** BEGIN Entries **
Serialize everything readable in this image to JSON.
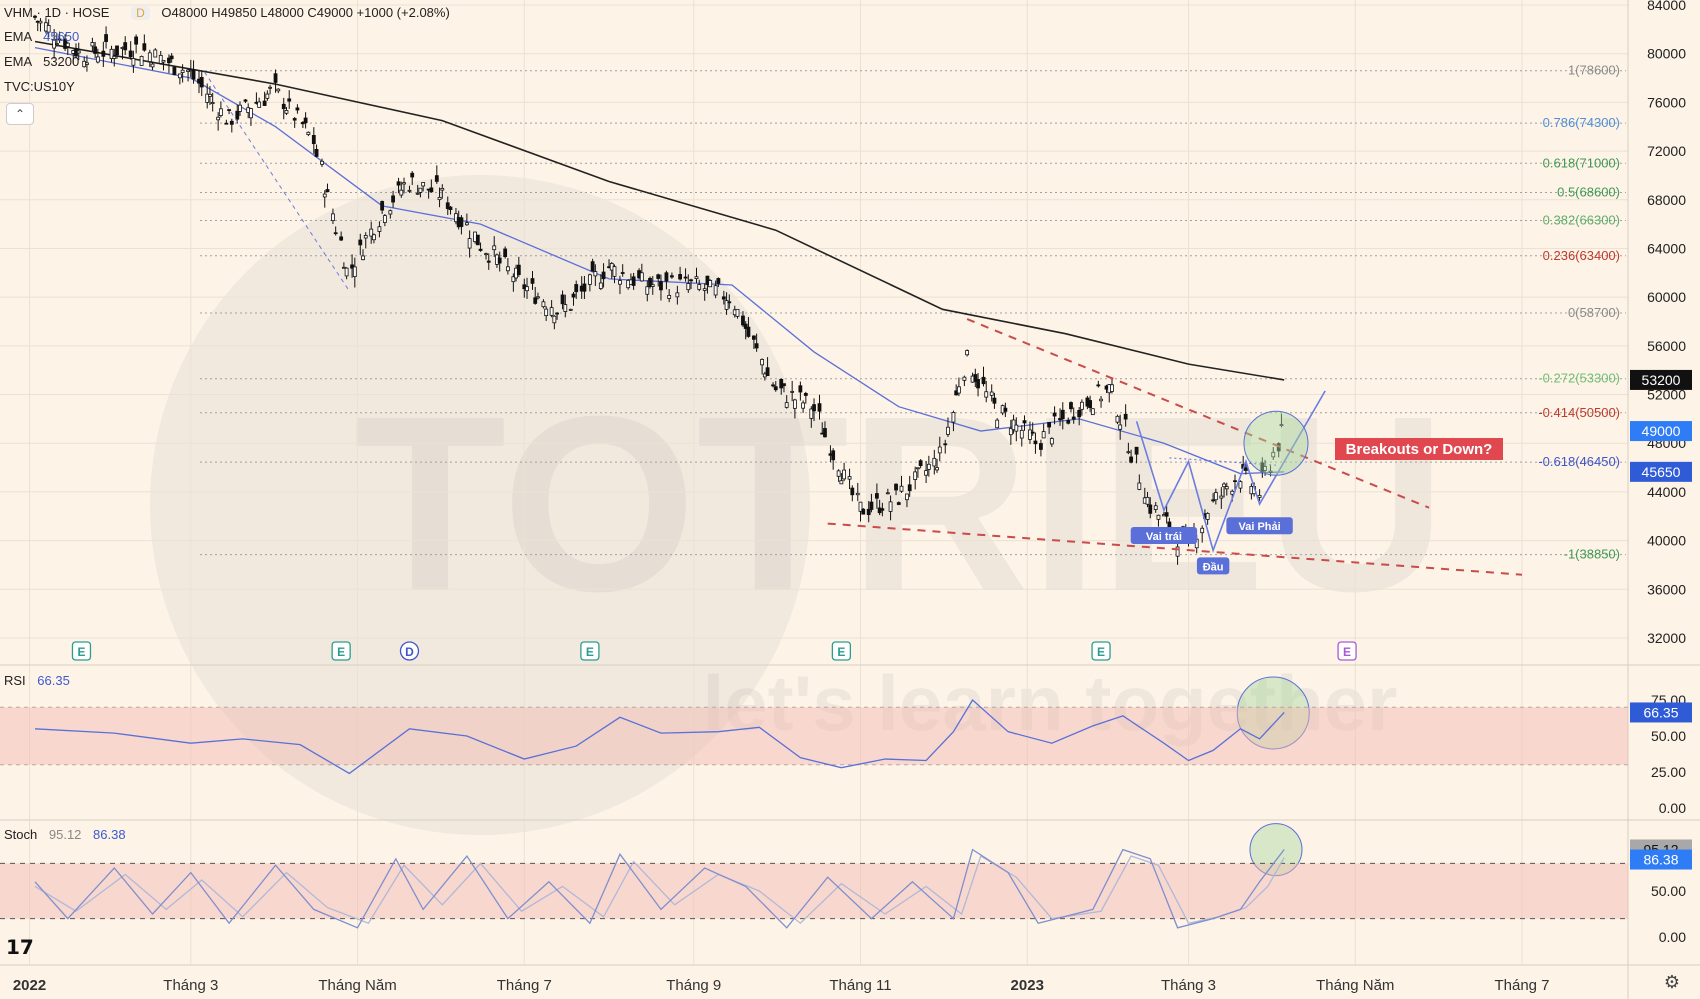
{
  "header": {
    "symbol": "VHM · 1D · HOSE",
    "badge": "D",
    "ohlc": "O48000  H49850  L48000  C49000  +1000 (+2.08%)",
    "ema1_label": "EMA",
    "ema1_value": "45650",
    "ema2_label": "EMA",
    "ema2_value": "53200",
    "tvc_label": "TVC:US10Y",
    "collapse": "⌃"
  },
  "price_axis": [
    "84000",
    "80000",
    "76000",
    "72000",
    "68000",
    "64000",
    "60000",
    "56000",
    "52000",
    "48000",
    "44000",
    "40000",
    "36000",
    "32000"
  ],
  "rsi_axis": [
    "75.00",
    "50.00",
    "25.00",
    "0.00"
  ],
  "stoch_axis": [
    "50.00",
    "0.00"
  ],
  "time_axis": [
    {
      "label": "2022",
      "bold": true,
      "date": "2022-01"
    },
    {
      "label": "Tháng 3",
      "bold": false,
      "date": "2022-03"
    },
    {
      "label": "Tháng Năm",
      "bold": false,
      "date": "2022-05"
    },
    {
      "label": "Tháng 7",
      "bold": false,
      "date": "2022-07"
    },
    {
      "label": "Tháng 9",
      "bold": false,
      "date": "2022-09"
    },
    {
      "label": "Tháng 11",
      "bold": false,
      "date": "2022-11"
    },
    {
      "label": "2023",
      "bold": true,
      "date": "2023-01"
    },
    {
      "label": "Tháng 3",
      "bold": false,
      "date": "2023-03"
    },
    {
      "label": "Tháng Năm",
      "bold": false,
      "date": "2023-05"
    },
    {
      "label": "Tháng 7",
      "bold": false,
      "date": "2023-07"
    }
  ],
  "price_badges": [
    {
      "value": "53200",
      "price": 53200,
      "color": "#111111"
    },
    {
      "value": "49000",
      "price": 49000,
      "color": "#2f7df6"
    },
    {
      "value": "45650",
      "price": 45650,
      "color": "#2f5bd6"
    }
  ],
  "fib_levels": [
    {
      "label": "1(78600)",
      "price": 78600,
      "color": "#8a8a8a"
    },
    {
      "label": "0.786(74300)",
      "price": 74300,
      "color": "#4f8fd8"
    },
    {
      "label": "0.618(71000)",
      "price": 71000,
      "color": "#3f9a53"
    },
    {
      "label": "0.5(68600)",
      "price": 68600,
      "color": "#3f9a53"
    },
    {
      "label": "0.382(66300)",
      "price": 66300,
      "color": "#5fae6a"
    },
    {
      "label": "0.236(63400)",
      "price": 63400,
      "color": "#c0392b"
    },
    {
      "label": "0(58700)",
      "price": 58700,
      "color": "#8a8a8a"
    },
    {
      "label": "-0.272(53300)",
      "price": 53300,
      "color": "#6fbf73"
    },
    {
      "label": "-0.414(50500)",
      "price": 50500,
      "color": "#c0392b"
    },
    {
      "label": "-0.618(46450)",
      "price": 46450,
      "color": "#3f55c8"
    },
    {
      "label": "-1(38850)",
      "price": 38850,
      "color": "#3f9a53"
    }
  ],
  "annotations": {
    "breakout": "Breakouts or Down?",
    "left_shoulder": "Vai trái",
    "head": "Đầu",
    "right_shoulder": "Vai Phải"
  },
  "event_markers": [
    {
      "label": "E",
      "date": "2022-01-20",
      "color": "#2a9d8f"
    },
    {
      "label": "E",
      "date": "2022-04-25",
      "color": "#2a9d8f"
    },
    {
      "label": "D",
      "date": "2022-05-20",
      "color": "#3f55c8"
    },
    {
      "label": "E",
      "date": "2022-07-25",
      "color": "#2a9d8f"
    },
    {
      "label": "E",
      "date": "2022-10-25",
      "color": "#2a9d8f"
    },
    {
      "label": "E",
      "date": "2023-01-28",
      "color": "#2a9d8f"
    },
    {
      "label": "E",
      "date": "2023-04-28",
      "color": "#a45bd6"
    }
  ],
  "rsi": {
    "label": "RSI",
    "value": "66.35"
  },
  "stoch": {
    "label": "Stoch",
    "k": "95.12",
    "d": "86.38"
  },
  "watermark": {
    "brand": "TOTRIEU",
    "tagline": "let's learn together"
  },
  "chart_data": [
    {
      "type": "candlestick",
      "title": "VHM · 1D · HOSE",
      "ylim": [
        32000,
        84000
      ],
      "xlim": [
        "2022-01",
        "2023-08"
      ],
      "last": {
        "open": 48000,
        "high": 49850,
        "low": 48000,
        "close": 49000,
        "change": 1000,
        "change_pct": 2.08
      },
      "close_series": [
        [
          "2022-01-03",
          83000
        ],
        [
          "2022-01-20",
          80000
        ],
        [
          "2022-02-10",
          80500
        ],
        [
          "2022-03-01",
          78500
        ],
        [
          "2022-03-15",
          74500
        ],
        [
          "2022-04-01",
          77000
        ],
        [
          "2022-04-15",
          73000
        ],
        [
          "2022-04-28",
          62000
        ],
        [
          "2022-05-10",
          67000
        ],
        [
          "2022-05-20",
          69500
        ],
        [
          "2022-06-01",
          68500
        ],
        [
          "2022-06-15",
          64500
        ],
        [
          "2022-07-01",
          61000
        ],
        [
          "2022-07-15",
          58800
        ],
        [
          "2022-08-01",
          62500
        ],
        [
          "2022-08-15",
          61000
        ],
        [
          "2022-09-01",
          61000
        ],
        [
          "2022-09-15",
          60000
        ],
        [
          "2022-10-01",
          52500
        ],
        [
          "2022-10-15",
          51000
        ],
        [
          "2022-11-01",
          42500
        ],
        [
          "2022-11-15",
          43500
        ],
        [
          "2022-12-01",
          47000
        ],
        [
          "2022-12-10",
          55000
        ],
        [
          "2022-12-20",
          51000
        ],
        [
          "2023-01-05",
          48000
        ],
        [
          "2023-01-20",
          51000
        ],
        [
          "2023-02-01",
          52500
        ],
        [
          "2023-02-15",
          43000
        ],
        [
          "2023-03-01",
          39500
        ],
        [
          "2023-03-10",
          43000
        ],
        [
          "2023-03-20",
          45500
        ],
        [
          "2023-03-27",
          44000
        ],
        [
          "2023-04-03",
          48000
        ],
        [
          "2023-04-05",
          49000
        ]
      ],
      "ema_45650": [
        [
          "2022-01-03",
          80500
        ],
        [
          "2022-03-01",
          78000
        ],
        [
          "2022-04-01",
          74000
        ],
        [
          "2022-05-10",
          67500
        ],
        [
          "2022-06-15",
          66000
        ],
        [
          "2022-08-01",
          61500
        ],
        [
          "2022-09-15",
          61000
        ],
        [
          "2022-10-15",
          55500
        ],
        [
          "2022-11-15",
          51000
        ],
        [
          "2022-12-15",
          49000
        ],
        [
          "2023-01-20",
          50000
        ],
        [
          "2023-02-20",
          48000
        ],
        [
          "2023-03-20",
          45500
        ],
        [
          "2023-04-05",
          45650
        ]
      ],
      "ema_53200": [
        [
          "2022-01-03",
          81000
        ],
        [
          "2022-04-01",
          77500
        ],
        [
          "2022-06-01",
          74500
        ],
        [
          "2022-08-01",
          69500
        ],
        [
          "2022-10-01",
          65500
        ],
        [
          "2022-12-01",
          59000
        ],
        [
          "2023-01-15",
          57000
        ],
        [
          "2023-03-01",
          54500
        ],
        [
          "2023-04-05",
          53200
        ]
      ],
      "fib_levels": [
        78600,
        74300,
        71000,
        68600,
        66300,
        63400,
        58700,
        53300,
        50500,
        46450,
        38850
      ]
    },
    {
      "type": "line",
      "title": "RSI",
      "ylim": [
        0,
        100
      ],
      "value": 66.35,
      "band": [
        30,
        70
      ],
      "series": [
        [
          "2022-01-03",
          55
        ],
        [
          "2022-02-01",
          52
        ],
        [
          "2022-03-01",
          45
        ],
        [
          "2022-03-20",
          48
        ],
        [
          "2022-04-10",
          44
        ],
        [
          "2022-04-28",
          24
        ],
        [
          "2022-05-20",
          55
        ],
        [
          "2022-06-10",
          50
        ],
        [
          "2022-07-01",
          34
        ],
        [
          "2022-07-20",
          43
        ],
        [
          "2022-08-05",
          63
        ],
        [
          "2022-08-20",
          52
        ],
        [
          "2022-09-10",
          53
        ],
        [
          "2022-09-25",
          56
        ],
        [
          "2022-10-10",
          35
        ],
        [
          "2022-10-25",
          28
        ],
        [
          "2022-11-10",
          34
        ],
        [
          "2022-11-25",
          33
        ],
        [
          "2022-12-05",
          53
        ],
        [
          "2022-12-12",
          75
        ],
        [
          "2022-12-25",
          53
        ],
        [
          "2023-01-10",
          45
        ],
        [
          "2023-01-25",
          57
        ],
        [
          "2023-02-05",
          64
        ],
        [
          "2023-02-20",
          45
        ],
        [
          "2023-03-01",
          33
        ],
        [
          "2023-03-10",
          40
        ],
        [
          "2023-03-20",
          55
        ],
        [
          "2023-03-27",
          48
        ],
        [
          "2023-04-05",
          66.35
        ]
      ]
    },
    {
      "type": "line",
      "title": "Stoch",
      "ylim": [
        0,
        100
      ],
      "k": 95.12,
      "d": 86.38,
      "band": [
        20,
        80
      ],
      "series": [
        {
          "name": "95.12",
          "values": [
            [
              "2022-01-03",
              60
            ],
            [
              "2022-01-15",
              20
            ],
            [
              "2022-02-01",
              75
            ],
            [
              "2022-02-15",
              25
            ],
            [
              "2022-03-01",
              70
            ],
            [
              "2022-03-15",
              15
            ],
            [
              "2022-04-01",
              78
            ],
            [
              "2022-04-15",
              30
            ],
            [
              "2022-05-01",
              10
            ],
            [
              "2022-05-15",
              85
            ],
            [
              "2022-05-25",
              30
            ],
            [
              "2022-06-10",
              88
            ],
            [
              "2022-06-25",
              20
            ],
            [
              "2022-07-10",
              60
            ],
            [
              "2022-07-25",
              15
            ],
            [
              "2022-08-05",
              90
            ],
            [
              "2022-08-20",
              30
            ],
            [
              "2022-09-05",
              75
            ],
            [
              "2022-09-20",
              55
            ],
            [
              "2022-10-05",
              10
            ],
            [
              "2022-10-20",
              65
            ],
            [
              "2022-11-05",
              20
            ],
            [
              "2022-11-20",
              60
            ],
            [
              "2022-12-05",
              20
            ],
            [
              "2022-12-12",
              95
            ],
            [
              "2022-12-25",
              70
            ],
            [
              "2023-01-05",
              15
            ],
            [
              "2023-01-25",
              30
            ],
            [
              "2023-02-05",
              95
            ],
            [
              "2023-02-15",
              85
            ],
            [
              "2023-02-25",
              10
            ],
            [
              "2023-03-10",
              20
            ],
            [
              "2023-03-20",
              30
            ],
            [
              "2023-03-27",
              60
            ],
            [
              "2023-04-05",
              95.12
            ]
          ]
        },
        {
          "name": "86.38",
          "values": [
            [
              "2022-01-03",
              55
            ],
            [
              "2022-01-18",
              28
            ],
            [
              "2022-02-05",
              68
            ],
            [
              "2022-02-20",
              30
            ],
            [
              "2022-03-05",
              62
            ],
            [
              "2022-03-20",
              22
            ],
            [
              "2022-04-05",
              70
            ],
            [
              "2022-04-20",
              32
            ],
            [
              "2022-05-05",
              15
            ],
            [
              "2022-05-18",
              78
            ],
            [
              "2022-06-01",
              35
            ],
            [
              "2022-06-15",
              80
            ],
            [
              "2022-06-30",
              28
            ],
            [
              "2022-07-15",
              55
            ],
            [
              "2022-07-30",
              22
            ],
            [
              "2022-08-10",
              82
            ],
            [
              "2022-08-25",
              35
            ],
            [
              "2022-09-10",
              68
            ],
            [
              "2022-09-25",
              50
            ],
            [
              "2022-10-10",
              15
            ],
            [
              "2022-10-25",
              58
            ],
            [
              "2022-11-10",
              25
            ],
            [
              "2022-11-25",
              55
            ],
            [
              "2022-12-08",
              25
            ],
            [
              "2022-12-15",
              88
            ],
            [
              "2022-12-28",
              65
            ],
            [
              "2023-01-10",
              20
            ],
            [
              "2023-01-28",
              28
            ],
            [
              "2023-02-08",
              88
            ],
            [
              "2023-02-18",
              78
            ],
            [
              "2023-03-01",
              15
            ],
            [
              "2023-03-12",
              22
            ],
            [
              "2023-03-22",
              32
            ],
            [
              "2023-03-30",
              55
            ],
            [
              "2023-04-05",
              86.38
            ]
          ]
        }
      ]
    }
  ]
}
** END Entries **
■ Prompt ■
Lines holding the word "title" in the entries above are the ones to pull out. Copy them all.

■ Answer to the exercise ■
      "title": "VHM · 1D · HOSE",
      "title": "RSI",
      "title": "Stoch",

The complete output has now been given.